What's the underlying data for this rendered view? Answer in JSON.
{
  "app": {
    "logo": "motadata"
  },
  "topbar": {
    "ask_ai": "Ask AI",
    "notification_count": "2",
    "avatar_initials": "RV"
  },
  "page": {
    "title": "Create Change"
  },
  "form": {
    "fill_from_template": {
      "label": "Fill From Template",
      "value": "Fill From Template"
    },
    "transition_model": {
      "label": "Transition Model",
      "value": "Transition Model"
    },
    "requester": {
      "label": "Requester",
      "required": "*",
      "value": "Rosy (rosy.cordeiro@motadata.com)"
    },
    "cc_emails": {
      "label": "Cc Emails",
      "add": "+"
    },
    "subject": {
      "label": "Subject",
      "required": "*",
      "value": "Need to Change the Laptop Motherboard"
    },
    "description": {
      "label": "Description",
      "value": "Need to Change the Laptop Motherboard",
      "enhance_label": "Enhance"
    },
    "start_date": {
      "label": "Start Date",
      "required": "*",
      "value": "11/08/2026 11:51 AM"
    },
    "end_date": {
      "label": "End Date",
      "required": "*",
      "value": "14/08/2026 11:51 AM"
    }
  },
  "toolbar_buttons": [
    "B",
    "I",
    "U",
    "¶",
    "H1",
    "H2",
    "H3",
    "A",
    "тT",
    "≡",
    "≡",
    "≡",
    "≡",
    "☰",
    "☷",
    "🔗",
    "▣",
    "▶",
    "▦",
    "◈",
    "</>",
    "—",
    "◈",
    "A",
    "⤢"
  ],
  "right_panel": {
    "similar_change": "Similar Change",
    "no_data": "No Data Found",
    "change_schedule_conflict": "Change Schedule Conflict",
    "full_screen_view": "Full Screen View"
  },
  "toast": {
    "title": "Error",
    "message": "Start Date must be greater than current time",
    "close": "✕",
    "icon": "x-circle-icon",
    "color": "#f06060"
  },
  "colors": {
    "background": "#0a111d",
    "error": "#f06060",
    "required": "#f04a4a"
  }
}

□ □ □

Request
Reproduce the whole listing word for word.

Result of the task
What's the underlying data for this rendered view? Answer in JSON.
{
  "app": {
    "logo": "motadata"
  },
  "topbar": {
    "ask_ai": "Ask AI",
    "notification_count": "2",
    "avatar_initials": "RV"
  },
  "page": {
    "title": "Create Change"
  },
  "form": {
    "fill_from_template": {
      "label": "Fill From Template",
      "value": "Fill From Template"
    },
    "transition_model": {
      "label": "Transition Model",
      "value": "Transition Model"
    },
    "requester": {
      "label": "Requester",
      "required": "*",
      "value": "Rosy (rosy.cordeiro@motadata.com)"
    },
    "cc_emails": {
      "label": "Cc Emails",
      "add": "+"
    },
    "subject": {
      "label": "Subject",
      "required": "*",
      "value": "Need to Change the Laptop Motherboard"
    },
    "description": {
      "label": "Description",
      "value": "Need to Change the Laptop Motherboard",
      "enhance_label": "Enhance"
    },
    "start_date": {
      "label": "Start Date",
      "required": "*",
      "value": "11/08/2026 11:51 AM"
    },
    "end_date": {
      "label": "End Date",
      "required": "*",
      "value": "14/08/2026 11:51 AM"
    }
  },
  "toolbar_buttons": [
    "B",
    "I",
    "U",
    "¶",
    "H1",
    "H2",
    "H3",
    "A",
    "тT",
    "≡",
    "≡",
    "≡",
    "≡",
    "☰",
    "☷",
    "🔗",
    "▣",
    "▶",
    "▦",
    "◈",
    "</>",
    "—",
    "◈",
    "A",
    "⤢"
  ],
  "right_panel": {
    "similar_change": "Similar Change",
    "no_data": "No Data Found",
    "change_schedule_conflict": "Change Schedule Conflict",
    "full_screen_view": "Full Screen View"
  },
  "toast": {
    "title": "Error",
    "message": "Start Date must be greater than current time",
    "close": "✕",
    "icon": "x-circle-icon",
    "color": "#f06060"
  },
  "colors": {
    "background": "#0a111d",
    "error": "#f06060",
    "required": "#f04a4a"
  }
}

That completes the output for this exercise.